- GOAL:
Tally the lines containing "name" and report the number alone.

- INFORMATION PROVIDED:
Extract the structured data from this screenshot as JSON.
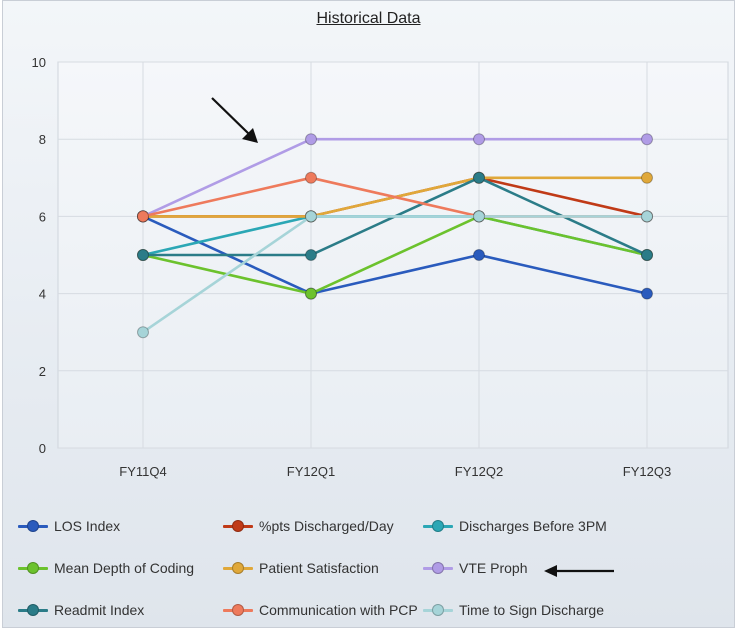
{
  "chart_data": {
    "type": "line",
    "title": "Historical Data",
    "categories": [
      "FY11Q4",
      "FY12Q1",
      "FY12Q2",
      "FY12Q3"
    ],
    "ylim": [
      0,
      10
    ],
    "yticks": [
      0,
      2,
      4,
      6,
      8,
      10
    ],
    "grid": true,
    "legend_position": "bottom",
    "series": [
      {
        "name": "LOS Index",
        "color": "#2a5bbd",
        "values": [
          6,
          4,
          5,
          4
        ]
      },
      {
        "name": "%pts Discharged/Day",
        "color": "#c03a17",
        "values": [
          6,
          6,
          7,
          6
        ]
      },
      {
        "name": "Discharges Before 3PM",
        "color": "#2ba7b5",
        "values": [
          5,
          6,
          6,
          5
        ]
      },
      {
        "name": "Mean Depth of Coding",
        "color": "#6cc22d",
        "values": [
          5,
          4,
          6,
          5
        ]
      },
      {
        "name": "Patient Satisfaction",
        "color": "#e0a83a",
        "values": [
          6,
          6,
          7,
          7
        ]
      },
      {
        "name": "VTE Proph",
        "color": "#b09ce6",
        "values": [
          6,
          8,
          8,
          8
        ]
      },
      {
        "name": "Readmit Index",
        "color": "#2b7c88",
        "values": [
          5,
          5,
          7,
          5
        ]
      },
      {
        "name": "Communication with PCP",
        "color": "#ee7a5c",
        "values": [
          6,
          7,
          6,
          6
        ]
      },
      {
        "name": "Time to Sign Discharge",
        "color": "#a6d4d8",
        "values": [
          3,
          6,
          6,
          6
        ]
      }
    ]
  }
}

- SOLUTION FOR THIS PROBLEM:
9